◆ TEXT SHOWN:
The faceplate 13 is secured in position on the casing 10 by a positioning
tongue 14 at one end of the faceplate 13 engageable in a slot, and screws
15 engageable at the other end of the faceplate 13 in complementary screw
holes in the casing 10.
Three conduit entry ports 20 to 22 are provided for passage of a conduited
electrical cable (not shown) into the contact compartment 11 for
securement to the contact arrangement. Conduit entry ports 20 and 21 are
disposed one at each side of the casing 10 while the conduit entry port 22
is disposed at what for convenience will be called hereinafter the top of
the casing 10. Each entry port 20 to 22 is normally closed by a plug, a
selected one of which is removed to provide an entry into the safety
switch casing 10 for the conduited electrical cable.
The contact arrangement comprises one set of double positive break,
normally-open safety contacts 23, 24 and one set of double positive break,
normally-closed auxiliary contacts 25, 26. The contacts 23 and 26 are
fixed in position and are provided with wire conductor clamps 27 and 28
provided with locking screws 29 and 30. The sets of contacts 23, 24 and
25, 26 are axially-spaced relative to a hollow central rod 31 and the
pairs of contacts 23, 24 and 25, 26 of each set are transversely spaced to
opposite sides of the rod 31. Thus, at each side of the rod 31 is a pair
of contacts 23, 24 and a pair of contacts 25, 26.

◆ TO BE DONE:
(a) Render this sentence from the safety switch description in Spanish: "Each entry port 20 to 22 is normally closed by a plug, a selected one of which is removed to provide an entry into the safety switch casing 10 for the conduited electrical cable."
(b) Resume the safety switch description after its final sentence.
The records are not required for this work.

◆ Spatial annotation records:
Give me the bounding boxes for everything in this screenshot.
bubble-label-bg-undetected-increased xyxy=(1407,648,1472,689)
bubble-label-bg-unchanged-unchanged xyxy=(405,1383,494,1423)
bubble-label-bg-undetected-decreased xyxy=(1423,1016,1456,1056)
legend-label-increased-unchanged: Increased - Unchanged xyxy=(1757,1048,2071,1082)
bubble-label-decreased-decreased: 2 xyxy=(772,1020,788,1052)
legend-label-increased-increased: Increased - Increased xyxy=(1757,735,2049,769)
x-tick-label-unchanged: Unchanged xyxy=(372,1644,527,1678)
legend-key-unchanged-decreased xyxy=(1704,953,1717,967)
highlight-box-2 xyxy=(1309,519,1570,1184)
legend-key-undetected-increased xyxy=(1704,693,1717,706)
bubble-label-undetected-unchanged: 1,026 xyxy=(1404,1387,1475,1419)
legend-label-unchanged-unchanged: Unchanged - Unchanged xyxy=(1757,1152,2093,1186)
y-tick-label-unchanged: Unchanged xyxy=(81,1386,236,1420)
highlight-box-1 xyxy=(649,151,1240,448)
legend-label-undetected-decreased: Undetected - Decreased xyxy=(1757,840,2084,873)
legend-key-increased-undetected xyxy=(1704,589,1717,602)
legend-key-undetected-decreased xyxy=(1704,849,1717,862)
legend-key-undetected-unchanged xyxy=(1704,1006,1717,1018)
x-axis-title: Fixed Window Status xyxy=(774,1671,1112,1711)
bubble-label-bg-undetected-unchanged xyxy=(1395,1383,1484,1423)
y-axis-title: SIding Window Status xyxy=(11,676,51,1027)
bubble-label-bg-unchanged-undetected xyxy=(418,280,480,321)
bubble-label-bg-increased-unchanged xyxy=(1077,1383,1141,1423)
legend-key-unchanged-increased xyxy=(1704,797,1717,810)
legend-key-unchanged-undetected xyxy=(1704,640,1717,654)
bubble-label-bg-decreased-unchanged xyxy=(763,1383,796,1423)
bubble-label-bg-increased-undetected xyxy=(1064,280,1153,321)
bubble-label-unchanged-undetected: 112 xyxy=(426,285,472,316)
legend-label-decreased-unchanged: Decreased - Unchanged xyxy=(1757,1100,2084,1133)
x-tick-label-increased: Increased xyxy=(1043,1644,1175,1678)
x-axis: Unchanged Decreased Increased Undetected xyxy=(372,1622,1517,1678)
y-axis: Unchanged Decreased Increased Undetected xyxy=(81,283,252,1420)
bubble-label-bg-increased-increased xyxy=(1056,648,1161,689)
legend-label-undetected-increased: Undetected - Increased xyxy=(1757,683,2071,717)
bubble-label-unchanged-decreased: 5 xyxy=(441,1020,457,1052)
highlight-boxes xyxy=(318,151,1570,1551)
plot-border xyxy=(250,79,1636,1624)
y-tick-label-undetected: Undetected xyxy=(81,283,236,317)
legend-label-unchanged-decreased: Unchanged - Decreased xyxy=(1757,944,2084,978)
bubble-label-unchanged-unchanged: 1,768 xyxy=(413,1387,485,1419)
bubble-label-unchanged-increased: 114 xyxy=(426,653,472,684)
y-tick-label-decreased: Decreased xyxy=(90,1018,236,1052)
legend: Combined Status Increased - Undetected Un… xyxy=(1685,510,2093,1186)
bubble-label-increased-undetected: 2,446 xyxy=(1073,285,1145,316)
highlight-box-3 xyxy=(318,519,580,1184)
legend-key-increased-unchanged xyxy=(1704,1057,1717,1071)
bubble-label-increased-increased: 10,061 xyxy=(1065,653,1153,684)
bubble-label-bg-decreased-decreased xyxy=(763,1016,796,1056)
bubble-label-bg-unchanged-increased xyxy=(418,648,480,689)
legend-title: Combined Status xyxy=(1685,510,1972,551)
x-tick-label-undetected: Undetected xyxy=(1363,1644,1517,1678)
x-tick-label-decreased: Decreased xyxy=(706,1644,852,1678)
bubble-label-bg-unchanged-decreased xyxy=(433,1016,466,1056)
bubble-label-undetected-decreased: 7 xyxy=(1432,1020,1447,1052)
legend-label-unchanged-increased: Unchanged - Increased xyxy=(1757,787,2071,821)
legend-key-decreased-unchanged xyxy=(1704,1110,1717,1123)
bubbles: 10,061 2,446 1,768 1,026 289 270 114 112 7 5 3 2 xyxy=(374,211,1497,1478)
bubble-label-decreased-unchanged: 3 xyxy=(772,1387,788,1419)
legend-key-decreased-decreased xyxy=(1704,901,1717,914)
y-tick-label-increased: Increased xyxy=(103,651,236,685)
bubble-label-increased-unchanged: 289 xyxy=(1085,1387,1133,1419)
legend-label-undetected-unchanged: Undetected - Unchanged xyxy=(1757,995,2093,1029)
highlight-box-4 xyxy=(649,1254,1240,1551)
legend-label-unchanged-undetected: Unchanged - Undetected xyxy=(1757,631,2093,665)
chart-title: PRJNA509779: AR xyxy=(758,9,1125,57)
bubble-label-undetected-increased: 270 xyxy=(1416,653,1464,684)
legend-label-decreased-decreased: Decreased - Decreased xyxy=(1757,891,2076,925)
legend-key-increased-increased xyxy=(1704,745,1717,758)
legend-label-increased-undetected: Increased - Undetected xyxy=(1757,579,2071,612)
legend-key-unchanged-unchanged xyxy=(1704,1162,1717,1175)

◆ TASK ANSWERS:
(a) Cada puerto de entrada 20 a 22 está normalmente cerrado por un tapón, de los cuales se retira uno seleccionado para proporcionar una entrada en la carcasa 10 del interruptor de seguridad para el cable eléctrico con conducto.

(b)
The rod 31 is axially slotted at two diametrically opposed locations 32
between the fixed contacts 23 and 26. The contact pairs 24 and 25 are
mounted on bridges which extend through the slots 32. The contacts 24, 24
are connected by a bridge 33 and the contacts 25, 25 are similarly
connected by a bridge 34 and a spring acts on the bridges 33, 34 to ensure
electrical contact between contacts 23 and 24 or contacts 25 and 26
depending upon the operational mode of the safety switch.
A compression spring 36 surrounds a spring retainer sleeve 37 and acts
between a fixed horizontal wall 38 of the casing 10 and a boss or plate 39
integral with the bottom of the rod 31 to urge the latter downwards and
the contacts 23, 24 and 25, 26 into their normal open and closed
positions. The integral boss or plate 39 is provided with an integral
T-shaped formation 40, the stem 41 of the latter pointing to the bottom of
the safety switch and the cam assembly mounted thereon.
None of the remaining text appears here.